- [Written problem]: Search the listing below for the string "Slow" and copy every line where it occurs.

(Stored data entries)

----

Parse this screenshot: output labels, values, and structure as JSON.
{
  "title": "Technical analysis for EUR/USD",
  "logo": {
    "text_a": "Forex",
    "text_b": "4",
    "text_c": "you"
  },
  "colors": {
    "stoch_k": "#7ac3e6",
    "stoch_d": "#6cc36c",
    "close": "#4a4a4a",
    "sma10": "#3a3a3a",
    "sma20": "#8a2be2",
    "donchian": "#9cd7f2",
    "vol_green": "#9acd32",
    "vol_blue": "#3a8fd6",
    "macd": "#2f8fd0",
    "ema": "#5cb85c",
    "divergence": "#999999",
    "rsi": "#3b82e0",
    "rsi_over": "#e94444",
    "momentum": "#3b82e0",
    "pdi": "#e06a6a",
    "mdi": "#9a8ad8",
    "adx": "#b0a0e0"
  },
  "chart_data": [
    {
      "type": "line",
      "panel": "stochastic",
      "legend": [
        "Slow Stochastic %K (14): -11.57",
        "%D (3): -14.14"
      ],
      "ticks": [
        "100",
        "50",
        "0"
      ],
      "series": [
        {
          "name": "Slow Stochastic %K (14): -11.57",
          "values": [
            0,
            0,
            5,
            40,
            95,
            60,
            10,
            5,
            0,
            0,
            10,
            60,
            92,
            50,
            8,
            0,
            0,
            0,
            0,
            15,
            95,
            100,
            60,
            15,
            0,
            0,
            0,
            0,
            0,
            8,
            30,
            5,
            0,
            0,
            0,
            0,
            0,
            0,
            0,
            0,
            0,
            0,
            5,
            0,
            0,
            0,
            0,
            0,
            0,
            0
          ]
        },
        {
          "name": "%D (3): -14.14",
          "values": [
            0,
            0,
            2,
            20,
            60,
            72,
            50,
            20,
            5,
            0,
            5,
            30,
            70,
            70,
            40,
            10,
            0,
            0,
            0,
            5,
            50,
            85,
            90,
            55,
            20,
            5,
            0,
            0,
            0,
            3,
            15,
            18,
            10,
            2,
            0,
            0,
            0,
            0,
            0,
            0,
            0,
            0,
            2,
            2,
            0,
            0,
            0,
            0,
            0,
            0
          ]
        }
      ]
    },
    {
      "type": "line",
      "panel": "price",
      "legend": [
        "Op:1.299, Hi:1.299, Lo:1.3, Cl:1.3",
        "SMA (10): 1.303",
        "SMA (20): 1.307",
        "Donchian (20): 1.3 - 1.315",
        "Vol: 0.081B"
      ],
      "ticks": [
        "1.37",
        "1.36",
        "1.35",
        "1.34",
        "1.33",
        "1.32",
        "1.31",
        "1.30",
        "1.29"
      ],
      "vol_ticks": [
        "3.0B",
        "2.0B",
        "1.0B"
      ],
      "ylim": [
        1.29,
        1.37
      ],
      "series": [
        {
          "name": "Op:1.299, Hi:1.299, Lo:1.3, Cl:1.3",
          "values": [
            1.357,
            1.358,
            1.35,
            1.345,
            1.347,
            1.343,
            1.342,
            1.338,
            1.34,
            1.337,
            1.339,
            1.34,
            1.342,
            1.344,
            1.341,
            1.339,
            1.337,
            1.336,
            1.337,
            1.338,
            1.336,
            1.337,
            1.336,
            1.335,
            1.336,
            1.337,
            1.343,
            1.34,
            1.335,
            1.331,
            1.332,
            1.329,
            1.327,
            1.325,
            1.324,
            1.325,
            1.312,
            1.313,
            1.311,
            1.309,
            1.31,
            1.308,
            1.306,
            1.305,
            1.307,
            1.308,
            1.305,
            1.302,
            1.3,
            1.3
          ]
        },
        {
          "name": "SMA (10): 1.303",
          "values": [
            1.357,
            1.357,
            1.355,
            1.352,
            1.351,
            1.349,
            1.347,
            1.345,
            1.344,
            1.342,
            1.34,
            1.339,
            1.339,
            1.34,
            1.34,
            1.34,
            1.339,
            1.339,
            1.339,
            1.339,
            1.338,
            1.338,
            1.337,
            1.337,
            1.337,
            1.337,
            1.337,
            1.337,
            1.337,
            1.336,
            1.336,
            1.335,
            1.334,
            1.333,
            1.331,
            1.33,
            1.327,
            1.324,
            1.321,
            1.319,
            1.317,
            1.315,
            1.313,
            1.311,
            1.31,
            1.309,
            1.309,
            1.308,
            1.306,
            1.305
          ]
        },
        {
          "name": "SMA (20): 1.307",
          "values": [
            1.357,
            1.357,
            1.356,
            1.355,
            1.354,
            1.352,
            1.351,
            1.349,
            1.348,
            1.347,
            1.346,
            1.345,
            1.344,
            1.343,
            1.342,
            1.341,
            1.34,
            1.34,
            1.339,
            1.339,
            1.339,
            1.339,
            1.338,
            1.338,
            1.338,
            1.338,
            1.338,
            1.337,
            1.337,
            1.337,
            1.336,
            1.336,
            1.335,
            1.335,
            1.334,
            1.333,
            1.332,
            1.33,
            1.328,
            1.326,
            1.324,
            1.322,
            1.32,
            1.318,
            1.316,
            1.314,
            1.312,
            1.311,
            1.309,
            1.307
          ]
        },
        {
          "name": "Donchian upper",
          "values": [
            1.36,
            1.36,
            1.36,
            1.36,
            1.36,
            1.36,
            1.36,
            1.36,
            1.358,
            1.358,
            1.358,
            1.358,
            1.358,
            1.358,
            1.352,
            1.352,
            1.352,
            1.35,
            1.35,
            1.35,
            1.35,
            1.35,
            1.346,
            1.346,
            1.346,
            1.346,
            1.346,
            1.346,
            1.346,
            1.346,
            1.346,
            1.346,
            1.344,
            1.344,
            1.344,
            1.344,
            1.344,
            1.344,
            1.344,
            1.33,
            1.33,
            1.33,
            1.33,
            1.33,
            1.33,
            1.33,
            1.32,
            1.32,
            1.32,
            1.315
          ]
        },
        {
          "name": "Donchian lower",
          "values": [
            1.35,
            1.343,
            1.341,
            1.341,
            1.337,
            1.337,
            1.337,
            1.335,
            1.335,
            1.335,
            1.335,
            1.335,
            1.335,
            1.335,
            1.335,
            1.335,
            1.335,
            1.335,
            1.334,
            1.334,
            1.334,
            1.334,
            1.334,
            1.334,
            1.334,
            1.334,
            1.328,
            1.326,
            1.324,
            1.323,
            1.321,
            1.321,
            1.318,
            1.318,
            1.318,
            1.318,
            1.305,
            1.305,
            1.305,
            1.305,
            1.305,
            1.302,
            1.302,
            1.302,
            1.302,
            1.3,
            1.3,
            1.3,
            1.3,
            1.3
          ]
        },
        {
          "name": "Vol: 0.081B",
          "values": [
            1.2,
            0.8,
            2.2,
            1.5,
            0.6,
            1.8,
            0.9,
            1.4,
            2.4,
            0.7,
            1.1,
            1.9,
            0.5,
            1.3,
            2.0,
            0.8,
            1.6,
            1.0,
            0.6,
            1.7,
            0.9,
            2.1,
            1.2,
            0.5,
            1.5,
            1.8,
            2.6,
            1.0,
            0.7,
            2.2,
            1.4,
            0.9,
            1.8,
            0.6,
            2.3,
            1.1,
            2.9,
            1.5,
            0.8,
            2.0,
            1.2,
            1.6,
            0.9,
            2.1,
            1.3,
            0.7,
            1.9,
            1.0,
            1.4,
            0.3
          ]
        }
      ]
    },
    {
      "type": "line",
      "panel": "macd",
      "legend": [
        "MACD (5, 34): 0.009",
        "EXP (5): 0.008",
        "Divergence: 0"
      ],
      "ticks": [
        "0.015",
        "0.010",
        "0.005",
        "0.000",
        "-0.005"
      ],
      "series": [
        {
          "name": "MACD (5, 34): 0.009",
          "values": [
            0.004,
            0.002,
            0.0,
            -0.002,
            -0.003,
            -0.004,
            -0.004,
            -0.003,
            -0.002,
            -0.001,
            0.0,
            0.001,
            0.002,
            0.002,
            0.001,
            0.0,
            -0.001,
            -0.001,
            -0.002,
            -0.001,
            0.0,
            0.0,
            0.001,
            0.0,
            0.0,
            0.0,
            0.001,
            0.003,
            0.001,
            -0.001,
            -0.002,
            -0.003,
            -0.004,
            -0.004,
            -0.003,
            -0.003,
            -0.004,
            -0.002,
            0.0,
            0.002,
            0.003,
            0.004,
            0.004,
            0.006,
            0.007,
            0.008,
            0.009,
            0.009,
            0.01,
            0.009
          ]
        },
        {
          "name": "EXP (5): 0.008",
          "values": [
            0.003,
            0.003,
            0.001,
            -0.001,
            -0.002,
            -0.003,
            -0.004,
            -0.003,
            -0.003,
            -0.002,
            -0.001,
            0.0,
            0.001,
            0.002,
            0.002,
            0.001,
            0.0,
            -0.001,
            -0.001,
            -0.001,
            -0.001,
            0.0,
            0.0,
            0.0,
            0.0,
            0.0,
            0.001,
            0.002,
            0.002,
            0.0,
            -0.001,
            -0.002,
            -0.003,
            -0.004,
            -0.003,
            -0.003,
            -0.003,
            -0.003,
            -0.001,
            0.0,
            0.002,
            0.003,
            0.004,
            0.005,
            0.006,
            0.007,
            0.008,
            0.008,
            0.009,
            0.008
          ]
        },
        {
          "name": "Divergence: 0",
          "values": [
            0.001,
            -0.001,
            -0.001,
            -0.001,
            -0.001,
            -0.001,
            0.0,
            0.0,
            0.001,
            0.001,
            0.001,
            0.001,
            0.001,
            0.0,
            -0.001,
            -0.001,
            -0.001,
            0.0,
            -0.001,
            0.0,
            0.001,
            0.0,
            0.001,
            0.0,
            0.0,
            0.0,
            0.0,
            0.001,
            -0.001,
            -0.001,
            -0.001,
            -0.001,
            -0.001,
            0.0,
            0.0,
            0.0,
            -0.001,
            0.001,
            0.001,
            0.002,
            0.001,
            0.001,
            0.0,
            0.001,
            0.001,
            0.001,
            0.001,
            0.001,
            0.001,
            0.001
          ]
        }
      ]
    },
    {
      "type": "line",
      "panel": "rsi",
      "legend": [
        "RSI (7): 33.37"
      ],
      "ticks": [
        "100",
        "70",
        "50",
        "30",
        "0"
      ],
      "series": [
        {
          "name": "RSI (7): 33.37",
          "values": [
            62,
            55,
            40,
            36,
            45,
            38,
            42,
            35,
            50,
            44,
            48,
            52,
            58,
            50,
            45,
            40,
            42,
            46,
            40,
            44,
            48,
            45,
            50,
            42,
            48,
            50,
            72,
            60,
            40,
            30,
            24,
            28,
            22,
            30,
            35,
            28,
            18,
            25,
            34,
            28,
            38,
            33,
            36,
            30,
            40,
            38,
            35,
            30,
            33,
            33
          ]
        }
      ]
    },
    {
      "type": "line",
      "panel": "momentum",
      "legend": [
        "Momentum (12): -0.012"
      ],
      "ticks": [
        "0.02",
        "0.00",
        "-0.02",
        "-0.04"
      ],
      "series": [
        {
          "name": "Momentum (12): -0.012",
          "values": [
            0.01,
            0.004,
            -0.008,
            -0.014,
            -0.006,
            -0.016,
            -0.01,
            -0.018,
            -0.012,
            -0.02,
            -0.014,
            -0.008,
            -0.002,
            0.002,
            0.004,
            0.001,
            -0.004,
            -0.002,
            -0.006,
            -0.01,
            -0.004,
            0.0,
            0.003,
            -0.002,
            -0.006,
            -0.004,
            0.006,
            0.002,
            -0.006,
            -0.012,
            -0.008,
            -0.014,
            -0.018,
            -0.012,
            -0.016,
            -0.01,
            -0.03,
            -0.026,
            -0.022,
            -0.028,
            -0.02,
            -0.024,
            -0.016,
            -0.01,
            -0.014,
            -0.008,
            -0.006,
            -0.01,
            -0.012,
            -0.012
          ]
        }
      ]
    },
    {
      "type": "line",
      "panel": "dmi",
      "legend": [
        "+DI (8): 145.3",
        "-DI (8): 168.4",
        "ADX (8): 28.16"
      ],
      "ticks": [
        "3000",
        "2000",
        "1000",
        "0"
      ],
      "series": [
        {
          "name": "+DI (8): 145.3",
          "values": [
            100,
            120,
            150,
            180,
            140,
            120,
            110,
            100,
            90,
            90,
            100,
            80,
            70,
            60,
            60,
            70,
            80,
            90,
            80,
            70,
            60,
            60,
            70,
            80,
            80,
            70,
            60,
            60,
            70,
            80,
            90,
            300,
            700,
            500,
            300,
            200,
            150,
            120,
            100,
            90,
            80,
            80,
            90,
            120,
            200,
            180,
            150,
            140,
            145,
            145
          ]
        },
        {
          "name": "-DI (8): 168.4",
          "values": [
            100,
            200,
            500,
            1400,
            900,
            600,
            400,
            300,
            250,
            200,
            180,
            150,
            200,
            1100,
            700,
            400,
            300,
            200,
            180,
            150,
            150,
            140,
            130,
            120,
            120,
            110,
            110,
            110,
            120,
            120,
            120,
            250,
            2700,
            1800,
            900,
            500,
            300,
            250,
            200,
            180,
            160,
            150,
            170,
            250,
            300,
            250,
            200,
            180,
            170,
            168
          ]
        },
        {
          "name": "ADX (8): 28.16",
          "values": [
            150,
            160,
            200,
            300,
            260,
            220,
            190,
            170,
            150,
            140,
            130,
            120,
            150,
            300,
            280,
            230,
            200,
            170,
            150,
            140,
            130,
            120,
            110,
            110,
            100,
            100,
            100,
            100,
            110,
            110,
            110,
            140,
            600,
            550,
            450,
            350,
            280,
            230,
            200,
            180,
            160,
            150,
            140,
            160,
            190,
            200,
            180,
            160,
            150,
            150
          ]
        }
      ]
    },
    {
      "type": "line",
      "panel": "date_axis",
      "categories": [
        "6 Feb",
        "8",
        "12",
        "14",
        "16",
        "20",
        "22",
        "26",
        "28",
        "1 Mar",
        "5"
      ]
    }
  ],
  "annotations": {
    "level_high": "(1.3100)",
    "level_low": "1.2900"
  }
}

----

- [Expected output]:
        "Slow Stochastic %K (14): -11.57",
          "name": "Slow Stochastic %K (14): -11.57",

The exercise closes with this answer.